(Collection entries)
[START]
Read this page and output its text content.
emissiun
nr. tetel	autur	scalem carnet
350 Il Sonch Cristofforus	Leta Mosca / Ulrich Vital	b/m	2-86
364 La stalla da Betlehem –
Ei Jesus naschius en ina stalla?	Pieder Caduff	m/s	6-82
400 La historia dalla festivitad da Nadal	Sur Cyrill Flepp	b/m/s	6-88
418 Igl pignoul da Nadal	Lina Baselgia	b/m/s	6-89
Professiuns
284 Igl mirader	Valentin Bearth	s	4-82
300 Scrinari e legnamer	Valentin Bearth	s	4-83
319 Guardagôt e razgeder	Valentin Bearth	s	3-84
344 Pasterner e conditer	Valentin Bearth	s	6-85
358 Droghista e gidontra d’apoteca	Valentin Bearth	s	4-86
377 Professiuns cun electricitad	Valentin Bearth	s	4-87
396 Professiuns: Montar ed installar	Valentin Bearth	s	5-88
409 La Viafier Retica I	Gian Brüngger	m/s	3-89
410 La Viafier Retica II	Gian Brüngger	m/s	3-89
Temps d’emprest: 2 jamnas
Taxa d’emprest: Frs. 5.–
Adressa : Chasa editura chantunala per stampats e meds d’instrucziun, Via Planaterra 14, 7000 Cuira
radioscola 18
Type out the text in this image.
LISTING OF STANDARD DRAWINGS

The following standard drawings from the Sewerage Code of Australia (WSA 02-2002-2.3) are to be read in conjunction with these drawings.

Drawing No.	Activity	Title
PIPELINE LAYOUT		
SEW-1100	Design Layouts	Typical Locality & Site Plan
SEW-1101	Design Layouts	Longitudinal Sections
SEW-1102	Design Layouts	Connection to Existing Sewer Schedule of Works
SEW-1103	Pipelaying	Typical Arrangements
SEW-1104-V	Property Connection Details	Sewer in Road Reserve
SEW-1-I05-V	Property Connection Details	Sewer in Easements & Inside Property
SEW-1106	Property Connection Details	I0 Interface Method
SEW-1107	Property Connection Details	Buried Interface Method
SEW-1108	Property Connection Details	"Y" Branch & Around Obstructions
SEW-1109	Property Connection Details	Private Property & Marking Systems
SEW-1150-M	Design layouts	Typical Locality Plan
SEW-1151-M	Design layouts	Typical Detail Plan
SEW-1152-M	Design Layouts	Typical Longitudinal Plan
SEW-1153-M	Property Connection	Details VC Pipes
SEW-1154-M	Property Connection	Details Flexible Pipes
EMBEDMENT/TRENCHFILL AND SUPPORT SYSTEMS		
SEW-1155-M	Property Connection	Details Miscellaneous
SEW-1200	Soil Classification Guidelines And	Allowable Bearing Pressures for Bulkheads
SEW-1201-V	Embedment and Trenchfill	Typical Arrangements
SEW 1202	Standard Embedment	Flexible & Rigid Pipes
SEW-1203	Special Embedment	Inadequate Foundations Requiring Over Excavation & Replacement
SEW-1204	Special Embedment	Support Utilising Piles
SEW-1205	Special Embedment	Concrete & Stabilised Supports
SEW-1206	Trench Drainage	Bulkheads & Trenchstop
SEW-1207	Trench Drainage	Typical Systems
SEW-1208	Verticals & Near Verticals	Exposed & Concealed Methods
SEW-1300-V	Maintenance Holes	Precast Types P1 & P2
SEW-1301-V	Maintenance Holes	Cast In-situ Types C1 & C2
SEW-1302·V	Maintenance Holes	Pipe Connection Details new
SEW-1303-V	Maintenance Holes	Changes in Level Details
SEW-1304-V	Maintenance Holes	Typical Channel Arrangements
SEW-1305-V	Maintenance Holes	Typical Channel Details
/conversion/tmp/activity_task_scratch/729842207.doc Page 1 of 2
[END]
Search the entries for the word "Bearth" and copy every line that has it.

> **SOLUTION TO THE EXERCISE**
284 Igl mirader	Valentin Bearth	s	4-82
300 Scrinari e legnamer	Valentin Bearth	s	4-83
319 Guardagôt e razgeder	Valentin Bearth	s	3-84
344 Pasterner e conditer	Valentin Bearth	s	6-85
358 Droghista e gidontra d’apoteca	Valentin Bearth	s	4-86
377 Professiuns cun electricitad	Valentin Bearth	s	4-87
396 Professiuns: Montar ed installar	Valentin Bearth	s	5-88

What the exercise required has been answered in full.